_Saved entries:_

**********

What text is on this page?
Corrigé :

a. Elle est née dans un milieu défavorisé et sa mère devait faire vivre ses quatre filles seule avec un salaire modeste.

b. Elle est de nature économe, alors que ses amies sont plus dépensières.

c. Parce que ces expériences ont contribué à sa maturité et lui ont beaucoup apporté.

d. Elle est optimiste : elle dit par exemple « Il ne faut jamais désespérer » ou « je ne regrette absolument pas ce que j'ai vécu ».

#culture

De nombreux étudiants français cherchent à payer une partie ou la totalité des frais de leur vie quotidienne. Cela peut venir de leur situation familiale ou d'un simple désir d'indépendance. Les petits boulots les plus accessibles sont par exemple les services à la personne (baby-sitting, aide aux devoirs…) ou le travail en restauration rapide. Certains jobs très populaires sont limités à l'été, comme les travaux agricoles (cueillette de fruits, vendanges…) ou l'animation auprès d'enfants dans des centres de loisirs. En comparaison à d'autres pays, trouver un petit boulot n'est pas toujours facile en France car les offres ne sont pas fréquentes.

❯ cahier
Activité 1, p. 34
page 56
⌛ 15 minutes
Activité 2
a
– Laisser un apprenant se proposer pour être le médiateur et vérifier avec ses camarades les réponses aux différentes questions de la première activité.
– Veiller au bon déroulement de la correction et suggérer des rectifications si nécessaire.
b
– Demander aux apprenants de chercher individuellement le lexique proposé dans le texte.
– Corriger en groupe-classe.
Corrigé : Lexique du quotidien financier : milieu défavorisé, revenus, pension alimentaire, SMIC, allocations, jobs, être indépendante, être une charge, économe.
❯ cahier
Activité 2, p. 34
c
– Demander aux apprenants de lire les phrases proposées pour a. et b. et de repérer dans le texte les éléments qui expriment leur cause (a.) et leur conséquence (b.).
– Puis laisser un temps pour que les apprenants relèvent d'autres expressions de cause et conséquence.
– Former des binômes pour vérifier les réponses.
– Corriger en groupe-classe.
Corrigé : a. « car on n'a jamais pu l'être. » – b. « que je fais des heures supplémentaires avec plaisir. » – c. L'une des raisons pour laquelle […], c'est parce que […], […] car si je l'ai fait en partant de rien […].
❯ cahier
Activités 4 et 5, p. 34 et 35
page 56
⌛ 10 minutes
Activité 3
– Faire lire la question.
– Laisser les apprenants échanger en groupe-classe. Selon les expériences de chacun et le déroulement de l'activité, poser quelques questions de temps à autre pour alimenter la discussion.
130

**********

_Required work:_
Output all records verbatim.

_Exercise output:_
What text is on this page?
Corrigé :

a. Elle est née dans un milieu défavorisé et sa mère devait faire vivre ses quatre filles seule avec un salaire modeste.

b. Elle est de nature économe, alors que ses amies sont plus dépensières.

c. Parce que ces expériences ont contribué à sa maturité et lui ont beaucoup apporté.

d. Elle est optimiste : elle dit par exemple « Il ne faut jamais désespérer » ou « je ne regrette absolument pas ce que j'ai vécu ».

#culture

De nombreux étudiants français cherchent à payer une partie ou la totalité des frais de leur vie quotidienne. Cela peut venir de leur situation familiale ou d'un simple désir d'indépendance. Les petits boulots les plus accessibles sont par exemple les services à la personne (baby-sitting, aide aux devoirs…) ou le travail en restauration rapide. Certains jobs très populaires sont limités à l'été, comme les travaux agricoles (cueillette de fruits, vendanges…) ou l'animation auprès d'enfants dans des centres de loisirs. En comparaison à d'autres pays, trouver un petit boulot n'est pas toujours facile en France car les offres ne sont pas fréquentes.

❯ cahier
Activité 1, p. 34
page 56
⌛ 15 minutes
Activité 2
a
– Laisser un apprenant se proposer pour être le médiateur et vérifier avec ses camarades les réponses aux différentes questions de la première activité.
– Veiller au bon déroulement de la correction et suggérer des rectifications si nécessaire.
b
– Demander aux apprenants de chercher individuellement le lexique proposé dans le texte.
– Corriger en groupe-classe.
Corrigé : Lexique du quotidien financier : milieu défavorisé, revenus, pension alimentaire, SMIC, allocations, jobs, être indépendante, être une charge, économe.
❯ cahier
Activité 2, p. 34
c
– Demander aux apprenants de lire les phrases proposées pour a. et b. et de repérer dans le texte les éléments qui expriment leur cause (a.) et leur conséquence (b.).
– Puis laisser un temps pour que les apprenants relèvent d'autres expressions de cause et conséquence.
– Former des binômes pour vérifier les réponses.
– Corriger en groupe-classe.
Corrigé : a. « car on n'a jamais pu l'être. » – b. « que je fais des heures supplémentaires avec plaisir. » – c. L'une des raisons pour laquelle […], c'est parce que […], […] car si je l'ai fait en partant de rien […].
❯ cahier
Activités 4 et 5, p. 34 et 35
page 56
⌛ 10 minutes
Activité 3
– Faire lire la question.
– Laisser les apprenants échanger en groupe-classe. Selon les expériences de chacun et le déroulement de l'activité, poser quelques questions de temps à autre pour alimenter la discussion.
130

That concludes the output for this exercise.